— BEGIN —
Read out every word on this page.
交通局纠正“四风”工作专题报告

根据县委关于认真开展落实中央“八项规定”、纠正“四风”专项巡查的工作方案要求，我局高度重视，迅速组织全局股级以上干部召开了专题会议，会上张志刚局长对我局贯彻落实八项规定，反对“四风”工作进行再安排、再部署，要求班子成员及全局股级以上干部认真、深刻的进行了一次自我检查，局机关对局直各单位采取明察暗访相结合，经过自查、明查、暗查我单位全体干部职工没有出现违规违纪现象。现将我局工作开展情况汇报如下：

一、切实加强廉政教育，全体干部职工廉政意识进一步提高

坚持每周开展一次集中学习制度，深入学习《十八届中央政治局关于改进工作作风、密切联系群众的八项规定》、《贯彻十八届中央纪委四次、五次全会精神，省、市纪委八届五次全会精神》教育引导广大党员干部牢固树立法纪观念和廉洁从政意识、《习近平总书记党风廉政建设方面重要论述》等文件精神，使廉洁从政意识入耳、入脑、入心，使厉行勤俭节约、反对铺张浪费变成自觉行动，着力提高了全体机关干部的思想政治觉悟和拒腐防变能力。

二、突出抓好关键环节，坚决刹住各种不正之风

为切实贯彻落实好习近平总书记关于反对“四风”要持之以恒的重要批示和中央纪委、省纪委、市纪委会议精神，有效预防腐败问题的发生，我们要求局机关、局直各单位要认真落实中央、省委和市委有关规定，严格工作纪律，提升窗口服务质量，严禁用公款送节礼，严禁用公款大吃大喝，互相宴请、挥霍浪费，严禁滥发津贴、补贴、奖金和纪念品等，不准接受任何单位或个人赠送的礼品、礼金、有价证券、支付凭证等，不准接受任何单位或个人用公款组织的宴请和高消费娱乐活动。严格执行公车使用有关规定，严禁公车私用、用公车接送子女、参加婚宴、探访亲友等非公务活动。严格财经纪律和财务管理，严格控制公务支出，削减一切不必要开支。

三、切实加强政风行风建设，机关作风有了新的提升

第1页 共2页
— END —
— TASK BRIEF —
Every record above should be output exactly.

— WRITTEN RESPONSE —
Read out every word on this page.
交通局纠正“四风”工作专题报告

根据县委关于认真开展落实中央“八项规定”、纠正“四风”专项巡查的工作方案要求，我局高度重视，迅速组织全局股级以上干部召开了专题会议，会上张志刚局长对我局贯彻落实八项规定，反对“四风”工作进行再安排、再部署，要求班子成员及全局股级以上干部认真、深刻的进行了一次自我检查，局机关对局直各单位采取明察暗访相结合，经过自查、明查、暗查我单位全体干部职工没有出现违规违纪现象。现将我局工作开展情况汇报如下：

一、切实加强廉政教育，全体干部职工廉政意识进一步提高

坚持每周开展一次集中学习制度，深入学习《十八届中央政治局关于改进工作作风、密切联系群众的八项规定》、《贯彻十八届中央纪委四次、五次全会精神，省、市纪委八届五次全会精神》教育引导广大党员干部牢固树立法纪观念和廉洁从政意识、《习近平总书记党风廉政建设方面重要论述》等文件精神，使廉洁从政意识入耳、入脑、入心，使厉行勤俭节约、反对铺张浪费变成自觉行动，着力提高了全体机关干部的思想政治觉悟和拒腐防变能力。

二、突出抓好关键环节，坚决刹住各种不正之风

为切实贯彻落实好习近平总书记关于反对“四风”要持之以恒的重要批示和中央纪委、省纪委、市纪委会议精神，有效预防腐败问题的发生，我们要求局机关、局直各单位要认真落实中央、省委和市委有关规定，严格工作纪律，提升窗口服务质量，严禁用公款送节礼，严禁用公款大吃大喝，互相宴请、挥霍浪费，严禁滥发津贴、补贴、奖金和纪念品等，不准接受任何单位或个人赠送的礼品、礼金、有价证券、支付凭证等，不准接受任何单位或个人用公款组织的宴请和高消费娱乐活动。严格执行公车使用有关规定，严禁公车私用、用公车接送子女、参加婚宴、探访亲友等非公务活动。严格财经纪律和财务管理，严格控制公务支出，削减一切不必要开支。

三、切实加强政风行风建设，机关作风有了新的提升

第1页 共2页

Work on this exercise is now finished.